(Recorded data)
────────────────────────────────────────

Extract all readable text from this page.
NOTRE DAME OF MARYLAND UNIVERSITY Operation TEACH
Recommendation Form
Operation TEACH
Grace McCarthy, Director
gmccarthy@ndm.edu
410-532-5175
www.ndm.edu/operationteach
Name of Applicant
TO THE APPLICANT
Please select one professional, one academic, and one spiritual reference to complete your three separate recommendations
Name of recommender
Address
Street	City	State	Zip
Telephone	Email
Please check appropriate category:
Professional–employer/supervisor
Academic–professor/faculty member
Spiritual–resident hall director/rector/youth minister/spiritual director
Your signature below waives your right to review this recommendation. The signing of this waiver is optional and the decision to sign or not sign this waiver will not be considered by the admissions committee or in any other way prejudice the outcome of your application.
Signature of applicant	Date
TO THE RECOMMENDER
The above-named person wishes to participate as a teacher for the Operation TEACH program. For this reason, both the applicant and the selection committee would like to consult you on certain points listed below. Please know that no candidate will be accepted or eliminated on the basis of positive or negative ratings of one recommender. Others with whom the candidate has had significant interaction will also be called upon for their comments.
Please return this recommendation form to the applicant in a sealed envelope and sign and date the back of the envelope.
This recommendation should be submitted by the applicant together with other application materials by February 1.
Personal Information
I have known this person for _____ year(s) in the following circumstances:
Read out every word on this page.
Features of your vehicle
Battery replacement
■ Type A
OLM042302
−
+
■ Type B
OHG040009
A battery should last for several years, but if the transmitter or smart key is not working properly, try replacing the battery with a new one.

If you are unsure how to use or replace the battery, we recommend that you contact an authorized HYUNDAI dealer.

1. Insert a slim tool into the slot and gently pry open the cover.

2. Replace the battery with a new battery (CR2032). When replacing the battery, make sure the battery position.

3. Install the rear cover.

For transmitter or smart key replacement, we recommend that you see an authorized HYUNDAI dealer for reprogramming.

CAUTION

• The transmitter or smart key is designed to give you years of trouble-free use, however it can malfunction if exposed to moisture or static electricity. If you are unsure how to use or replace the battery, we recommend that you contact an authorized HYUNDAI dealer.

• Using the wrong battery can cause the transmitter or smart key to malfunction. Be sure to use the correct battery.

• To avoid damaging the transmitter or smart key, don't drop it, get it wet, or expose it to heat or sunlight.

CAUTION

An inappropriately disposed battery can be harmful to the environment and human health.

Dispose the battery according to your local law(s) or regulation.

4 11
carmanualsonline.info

────────────────────────────────────────

- [Aim]:
Each entry must be reproduced verbatim.

- [Worked solution]:
Extract all readable text from this page.
NOTRE DAME OF MARYLAND UNIVERSITY Operation TEACH
Recommendation Form
Operation TEACH
Grace McCarthy, Director
gmccarthy@ndm.edu
410-532-5175
www.ndm.edu/operationteach
Name of Applicant
TO THE APPLICANT
Please select one professional, one academic, and one spiritual reference to complete your three separate recommendations
Name of recommender
Address
Street	City	State	Zip
Telephone	Email
Please check appropriate category:
Professional–employer/supervisor
Academic–professor/faculty member
Spiritual–resident hall director/rector/youth minister/spiritual director
Your signature below waives your right to review this recommendation. The signing of this waiver is optional and the decision to sign or not sign this waiver will not be considered by the admissions committee or in any other way prejudice the outcome of your application.
Signature of applicant	Date
TO THE RECOMMENDER
The above-named person wishes to participate as a teacher for the Operation TEACH program. For this reason, both the applicant and the selection committee would like to consult you on certain points listed below. Please know that no candidate will be accepted or eliminated on the basis of positive or negative ratings of one recommender. Others with whom the candidate has had significant interaction will also be called upon for their comments.
Please return this recommendation form to the applicant in a sealed envelope and sign and date the back of the envelope.
This recommendation should be submitted by the applicant together with other application materials by February 1.
Personal Information
I have known this person for _____ year(s) in the following circumstances:
Read out every word on this page.
Features of your vehicle
Battery replacement
■ Type A
OLM042302
−
+
■ Type B
OHG040009
A battery should last for several years, but if the transmitter or smart key is not working properly, try replacing the battery with a new one.

If you are unsure how to use or replace the battery, we recommend that you contact an authorized HYUNDAI dealer.

1. Insert a slim tool into the slot and gently pry open the cover.

2. Replace the battery with a new battery (CR2032). When replacing the battery, make sure the battery position.

3. Install the rear cover.

For transmitter or smart key replacement, we recommend that you see an authorized HYUNDAI dealer for reprogramming.

CAUTION

• The transmitter or smart key is designed to give you years of trouble-free use, however it can malfunction if exposed to moisture or static electricity. If you are unsure how to use or replace the battery, we recommend that you contact an authorized HYUNDAI dealer.

• Using the wrong battery can cause the transmitter or smart key to malfunction. Be sure to use the correct battery.

• To avoid damaging the transmitter or smart key, don't drop it, get it wet, or expose it to heat or sunlight.

CAUTION

An inappropriately disposed battery can be harmful to the environment and human health.

Dispose the battery according to your local law(s) or regulation.

4 11
carmanualsonline.info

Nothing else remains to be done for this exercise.